WORK TO COMPLETE ▸
Write the data out again in full, with no departure from the original.

====== MATERIAL PROVIDED ======

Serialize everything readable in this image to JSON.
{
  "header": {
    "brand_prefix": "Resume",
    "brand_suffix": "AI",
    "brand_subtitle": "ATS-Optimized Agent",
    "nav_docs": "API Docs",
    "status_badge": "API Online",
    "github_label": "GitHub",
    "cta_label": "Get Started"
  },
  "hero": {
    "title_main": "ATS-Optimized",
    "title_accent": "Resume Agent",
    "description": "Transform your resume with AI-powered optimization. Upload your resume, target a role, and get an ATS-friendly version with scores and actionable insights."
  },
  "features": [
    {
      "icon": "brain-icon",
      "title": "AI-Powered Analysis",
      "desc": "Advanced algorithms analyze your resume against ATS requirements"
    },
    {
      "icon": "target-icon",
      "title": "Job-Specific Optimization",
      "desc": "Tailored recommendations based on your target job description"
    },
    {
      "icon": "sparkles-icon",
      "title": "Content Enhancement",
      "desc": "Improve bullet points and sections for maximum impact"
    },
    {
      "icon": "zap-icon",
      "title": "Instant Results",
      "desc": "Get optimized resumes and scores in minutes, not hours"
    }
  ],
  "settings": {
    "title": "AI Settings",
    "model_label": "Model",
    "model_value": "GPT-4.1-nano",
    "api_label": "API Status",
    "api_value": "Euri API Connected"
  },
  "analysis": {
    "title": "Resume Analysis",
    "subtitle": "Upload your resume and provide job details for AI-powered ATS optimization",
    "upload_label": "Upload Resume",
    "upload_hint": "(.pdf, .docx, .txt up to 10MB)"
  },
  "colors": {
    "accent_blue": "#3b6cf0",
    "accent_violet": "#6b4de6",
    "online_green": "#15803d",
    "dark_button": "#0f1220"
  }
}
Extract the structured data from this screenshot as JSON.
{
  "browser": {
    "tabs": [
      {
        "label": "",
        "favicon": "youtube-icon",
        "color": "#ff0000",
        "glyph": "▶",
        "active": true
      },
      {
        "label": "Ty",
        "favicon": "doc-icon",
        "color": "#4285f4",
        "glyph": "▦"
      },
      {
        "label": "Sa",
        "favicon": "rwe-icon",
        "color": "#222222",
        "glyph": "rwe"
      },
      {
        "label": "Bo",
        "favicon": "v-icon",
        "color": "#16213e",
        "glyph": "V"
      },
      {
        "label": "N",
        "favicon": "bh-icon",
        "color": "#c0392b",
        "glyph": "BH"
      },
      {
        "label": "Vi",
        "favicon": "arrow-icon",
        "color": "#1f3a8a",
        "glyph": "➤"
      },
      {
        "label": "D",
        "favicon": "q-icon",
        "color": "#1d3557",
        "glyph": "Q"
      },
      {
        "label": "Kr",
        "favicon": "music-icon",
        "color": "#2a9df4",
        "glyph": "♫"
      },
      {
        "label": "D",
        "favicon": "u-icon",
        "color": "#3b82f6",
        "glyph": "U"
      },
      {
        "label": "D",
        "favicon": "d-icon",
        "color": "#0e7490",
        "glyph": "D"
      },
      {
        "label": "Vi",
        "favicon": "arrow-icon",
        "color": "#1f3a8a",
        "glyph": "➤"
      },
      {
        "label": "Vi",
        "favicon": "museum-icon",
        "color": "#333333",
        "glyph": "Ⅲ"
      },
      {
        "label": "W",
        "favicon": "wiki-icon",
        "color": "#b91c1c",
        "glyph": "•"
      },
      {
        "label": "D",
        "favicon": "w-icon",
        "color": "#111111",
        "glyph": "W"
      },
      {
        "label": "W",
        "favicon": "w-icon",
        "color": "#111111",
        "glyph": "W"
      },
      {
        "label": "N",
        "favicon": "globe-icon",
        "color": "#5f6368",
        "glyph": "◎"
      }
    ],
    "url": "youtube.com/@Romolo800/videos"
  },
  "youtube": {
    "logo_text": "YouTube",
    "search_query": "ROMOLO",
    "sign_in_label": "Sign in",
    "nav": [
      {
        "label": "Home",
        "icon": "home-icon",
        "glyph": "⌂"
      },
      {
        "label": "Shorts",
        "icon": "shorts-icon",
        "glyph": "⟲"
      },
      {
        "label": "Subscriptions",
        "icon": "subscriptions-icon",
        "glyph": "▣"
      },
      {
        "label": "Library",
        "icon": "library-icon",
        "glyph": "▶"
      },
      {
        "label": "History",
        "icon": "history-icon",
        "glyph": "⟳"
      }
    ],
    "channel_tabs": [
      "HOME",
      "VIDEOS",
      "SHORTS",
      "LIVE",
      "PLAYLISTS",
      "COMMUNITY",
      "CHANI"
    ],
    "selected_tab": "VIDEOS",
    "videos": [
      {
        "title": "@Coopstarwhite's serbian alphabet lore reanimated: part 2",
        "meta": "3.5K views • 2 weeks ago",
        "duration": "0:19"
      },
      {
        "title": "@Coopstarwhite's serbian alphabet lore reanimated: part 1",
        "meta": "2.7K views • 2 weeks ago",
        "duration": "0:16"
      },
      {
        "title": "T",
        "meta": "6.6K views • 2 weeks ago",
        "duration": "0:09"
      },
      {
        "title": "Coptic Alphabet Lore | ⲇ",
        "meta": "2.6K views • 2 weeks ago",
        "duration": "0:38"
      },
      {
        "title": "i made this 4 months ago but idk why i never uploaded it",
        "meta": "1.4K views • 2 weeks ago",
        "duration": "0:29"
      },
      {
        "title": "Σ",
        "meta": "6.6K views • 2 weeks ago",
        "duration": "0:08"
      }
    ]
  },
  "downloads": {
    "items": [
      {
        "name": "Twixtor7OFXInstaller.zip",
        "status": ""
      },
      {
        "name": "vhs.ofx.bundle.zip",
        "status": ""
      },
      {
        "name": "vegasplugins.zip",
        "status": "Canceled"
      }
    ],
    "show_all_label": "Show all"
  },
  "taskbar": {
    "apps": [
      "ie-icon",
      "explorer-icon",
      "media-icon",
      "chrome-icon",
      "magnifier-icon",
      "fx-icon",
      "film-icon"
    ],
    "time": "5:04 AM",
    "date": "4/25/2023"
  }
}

======

FINISHED EXERCISE ▸
Serialize everything readable in this image to JSON.
{
  "header": {
    "brand_prefix": "Resume",
    "brand_suffix": "AI",
    "brand_subtitle": "ATS-Optimized Agent",
    "nav_docs": "API Docs",
    "status_badge": "API Online",
    "github_label": "GitHub",
    "cta_label": "Get Started"
  },
  "hero": {
    "title_main": "ATS-Optimized",
    "title_accent": "Resume Agent",
    "description": "Transform your resume with AI-powered optimization. Upload your resume, target a role, and get an ATS-friendly version with scores and actionable insights."
  },
  "features": [
    {
      "icon": "brain-icon",
      "title": "AI-Powered Analysis",
      "desc": "Advanced algorithms analyze your resume against ATS requirements"
    },
    {
      "icon": "target-icon",
      "title": "Job-Specific Optimization",
      "desc": "Tailored recommendations based on your target job description"
    },
    {
      "icon": "sparkles-icon",
      "title": "Content Enhancement",
      "desc": "Improve bullet points and sections for maximum impact"
    },
    {
      "icon": "zap-icon",
      "title": "Instant Results",
      "desc": "Get optimized resumes and scores in minutes, not hours"
    }
  ],
  "settings": {
    "title": "AI Settings",
    "model_label": "Model",
    "model_value": "GPT-4.1-nano",
    "api_label": "API Status",
    "api_value": "Euri API Connected"
  },
  "analysis": {
    "title": "Resume Analysis",
    "subtitle": "Upload your resume and provide job details for AI-powered ATS optimization",
    "upload_label": "Upload Resume",
    "upload_hint": "(.pdf, .docx, .txt up to 10MB)"
  },
  "colors": {
    "accent_blue": "#3b6cf0",
    "accent_violet": "#6b4de6",
    "online_green": "#15803d",
    "dark_button": "#0f1220"
  }
}
Extract the structured data from this screenshot as JSON.
{
  "browser": {
    "tabs": [
      {
        "label": "",
        "favicon": "youtube-icon",
        "color": "#ff0000",
        "glyph": "▶",
        "active": true
      },
      {
        "label": "Ty",
        "favicon": "doc-icon",
        "color": "#4285f4",
        "glyph": "▦"
      },
      {
        "label": "Sa",
        "favicon": "rwe-icon",
        "color": "#222222",
        "glyph": "rwe"
      },
      {
        "label": "Bo",
        "favicon": "v-icon",
        "color": "#16213e",
        "glyph": "V"
      },
      {
        "label": "N",
        "favicon": "bh-icon",
        "color": "#c0392b",
        "glyph": "BH"
      },
      {
        "label": "Vi",
        "favicon": "arrow-icon",
        "color": "#1f3a8a",
        "glyph": "➤"
      },
      {
        "label": "D",
        "favicon": "q-icon",
        "color": "#1d3557",
        "glyph": "Q"
      },
      {
        "label": "Kr",
        "favicon": "music-icon",
        "color": "#2a9df4",
        "glyph": "♫"
      },
      {
        "label": "D",
        "favicon": "u-icon",
        "color": "#3b82f6",
        "glyph": "U"
      },
      {
        "label": "D",
        "favicon": "d-icon",
        "color": "#0e7490",
        "glyph": "D"
      },
      {
        "label": "Vi",
        "favicon": "arrow-icon",
        "color": "#1f3a8a",
        "glyph": "➤"
      },
      {
        "label": "Vi",
        "favicon": "museum-icon",
        "color": "#333333",
        "glyph": "Ⅲ"
      },
      {
        "label": "W",
        "favicon": "wiki-icon",
        "color": "#b91c1c",
        "glyph": "•"
      },
      {
        "label": "D",
        "favicon": "w-icon",
        "color": "#111111",
        "glyph": "W"
      },
      {
        "label": "W",
        "favicon": "w-icon",
        "color": "#111111",
        "glyph": "W"
      },
      {
        "label": "N",
        "favicon": "globe-icon",
        "color": "#5f6368",
        "glyph": "◎"
      }
    ],
    "url": "youtube.com/@Romolo800/videos"
  },
  "youtube": {
    "logo_text": "YouTube",
    "search_query": "ROMOLO",
    "sign_in_label": "Sign in",
    "nav": [
      {
        "label": "Home",
        "icon": "home-icon",
        "glyph": "⌂"
      },
      {
        "label": "Shorts",
        "icon": "shorts-icon",
        "glyph": "⟲"
      },
      {
        "label": "Subscriptions",
        "icon": "subscriptions-icon",
        "glyph": "▣"
      },
      {
        "label": "Library",
        "icon": "library-icon",
        "glyph": "▶"
      },
      {
        "label": "History",
        "icon": "history-icon",
        "glyph": "⟳"
      }
    ],
    "channel_tabs": [
      "HOME",
      "VIDEOS",
      "SHORTS",
      "LIVE",
      "PLAYLISTS",
      "COMMUNITY",
      "CHANI"
    ],
    "selected_tab": "VIDEOS",
    "videos": [
      {
        "title": "@Coopstarwhite's serbian alphabet lore reanimated: part 2",
        "meta": "3.5K views • 2 weeks ago",
        "duration": "0:19"
      },
      {
        "title": "@Coopstarwhite's serbian alphabet lore reanimated: part 1",
        "meta": "2.7K views • 2 weeks ago",
        "duration": "0:16"
      },
      {
        "title": "T",
        "meta": "6.6K views • 2 weeks ago",
        "duration": "0:09"
      },
      {
        "title": "Coptic Alphabet Lore | ⲇ",
        "meta": "2.6K views • 2 weeks ago",
        "duration": "0:38"
      },
      {
        "title": "i made this 4 months ago but idk why i never uploaded it",
        "meta": "1.4K views • 2 weeks ago",
        "duration": "0:29"
      },
      {
        "title": "Σ",
        "meta": "6.6K views • 2 weeks ago",
        "duration": "0:08"
      }
    ]
  },
  "downloads": {
    "items": [
      {
        "name": "Twixtor7OFXInstaller.zip",
        "status": ""
      },
      {
        "name": "vhs.ofx.bundle.zip",
        "status": ""
      },
      {
        "name": "vegasplugins.zip",
        "status": "Canceled"
      }
    ],
    "show_all_label": "Show all"
  },
  "taskbar": {
    "apps": [
      "ie-icon",
      "explorer-icon",
      "media-icon",
      "chrome-icon",
      "magnifier-icon",
      "fx-icon",
      "film-icon"
    ],
    "time": "5:04 AM",
    "date": "4/25/2023"
  }
}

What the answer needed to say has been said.